**Written exercise**
Write out each record below exactly as it appears, with no pictures.

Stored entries

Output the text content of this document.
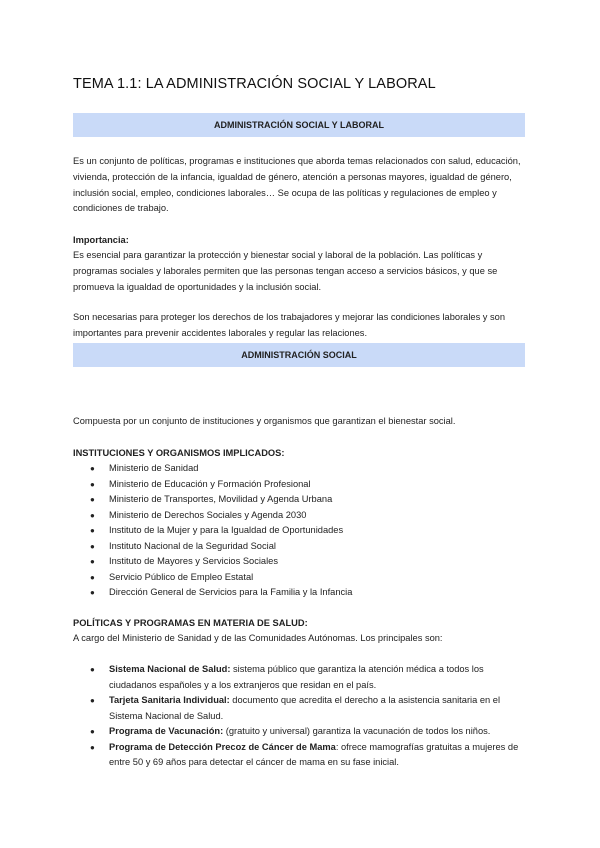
TEMA 1.1: LA ADMINISTRACIÓN SOCIAL Y LABORAL
ADMINISTRACIÓN SOCIAL Y LABORAL

Es un conjunto de políticas, programas e instituciones que aborda temas relacionados con salud, educación, vivienda, protección de la infancia, igualdad de género, atención a personas mayores, igualdad de género, inclusión social, empleo, condiciones laborales… Se ocupa de las políticas y regulaciones de empleo y condiciones de trabajo.

Importancia:

Es esencial para garantizar la protección y bienestar social y laboral de la población. Las políticas y programas sociales y laborales permiten que las personas tengan acceso a servicios básicos, y que se promueva la igualdad de oportunidades y la inclusión social.

Son necesarias para proteger los derechos de los trabajadores y mejorar las condiciones laborales y son importantes para prevenir accidentes laborales y regular las relaciones.

ADMINISTRACIÓN SOCIAL

Compuesta por un conjunto de instituciones y organismos que garantizan el bienestar social.

INSTITUCIONES Y ORGANISMOS IMPLICADOS:

● Ministerio de Sanidad
● Ministerio de Educación y Formación Profesional
● Ministerio de Transportes, Movilidad y Agenda Urbana
● Ministerio de Derechos Sociales y Agenda 2030
● Instituto de la Mujer y para la Igualdad de Oportunidades
● Instituto Nacional de la Seguridad Social
● Instituto de Mayores y Servicios Sociales
● Servicio Público de Empleo Estatal
● Dirección General de Servicios para la Familia y la Infancia

POLÍTICAS Y PROGRAMAS EN MATERIA DE SALUD:

A cargo del Ministerio de Sanidad y de las Comunidades Autónomas. Los principales son:

● Sistema Nacional de Salud: sistema público que garantiza la atención médica a todos los ciudadanos españoles y a los extranjeros que residan en el país.
● Tarjeta Sanitaria Individual: documento que acredita el derecho a la asistencia sanitaria en el Sistema Nacional de Salud.
● Programa de Vacunación: (gratuito y universal) garantiza la vacunación de todos los niños.
● Programa de Detección Precoz de Cáncer de Mama: ofrece mamografías gratuitas a mujeres de entre 50 y 69 años para detectar el cáncer de mama en su fase inicial.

**Exercise result**
Output the text content of this document.
TEMA 1.1: LA ADMINISTRACIÓN SOCIAL Y LABORAL
ADMINISTRACIÓN SOCIAL Y LABORAL

Es un conjunto de políticas, programas e instituciones que aborda temas relacionados con salud, educación, vivienda, protección de la infancia, igualdad de género, atención a personas mayores, igualdad de género, inclusión social, empleo, condiciones laborales… Se ocupa de las políticas y regulaciones de empleo y condiciones de trabajo.

Importancia:

Es esencial para garantizar la protección y bienestar social y laboral de la población. Las políticas y programas sociales y laborales permiten que las personas tengan acceso a servicios básicos, y que se promueva la igualdad de oportunidades y la inclusión social.

Son necesarias para proteger los derechos de los trabajadores y mejorar las condiciones laborales y son importantes para prevenir accidentes laborales y regular las relaciones.

ADMINISTRACIÓN SOCIAL

Compuesta por un conjunto de instituciones y organismos que garantizan el bienestar social.

INSTITUCIONES Y ORGANISMOS IMPLICADOS:

● Ministerio de Sanidad
● Ministerio de Educación y Formación Profesional
● Ministerio de Transportes, Movilidad y Agenda Urbana
● Ministerio de Derechos Sociales y Agenda 2030
● Instituto de la Mujer y para la Igualdad de Oportunidades
● Instituto Nacional de la Seguridad Social
● Instituto de Mayores y Servicios Sociales
● Servicio Público de Empleo Estatal
● Dirección General de Servicios para la Familia y la Infancia

POLÍTICAS Y PROGRAMAS EN MATERIA DE SALUD:

A cargo del Ministerio de Sanidad y de las Comunidades Autónomas. Los principales son:

● Sistema Nacional de Salud: sistema público que garantiza la atención médica a todos los ciudadanos españoles y a los extranjeros que residan en el país.
● Tarjeta Sanitaria Individual: documento que acredita el derecho a la asistencia sanitaria en el Sistema Nacional de Salud.
● Programa de Vacunación: (gratuito y universal) garantiza la vacunación de todos los niños.
● Programa de Detección Precoz de Cáncer de Mama: ofrece mamografías gratuitas a mujeres de entre 50 y 69 años para detectar el cáncer de mama en su fase inicial.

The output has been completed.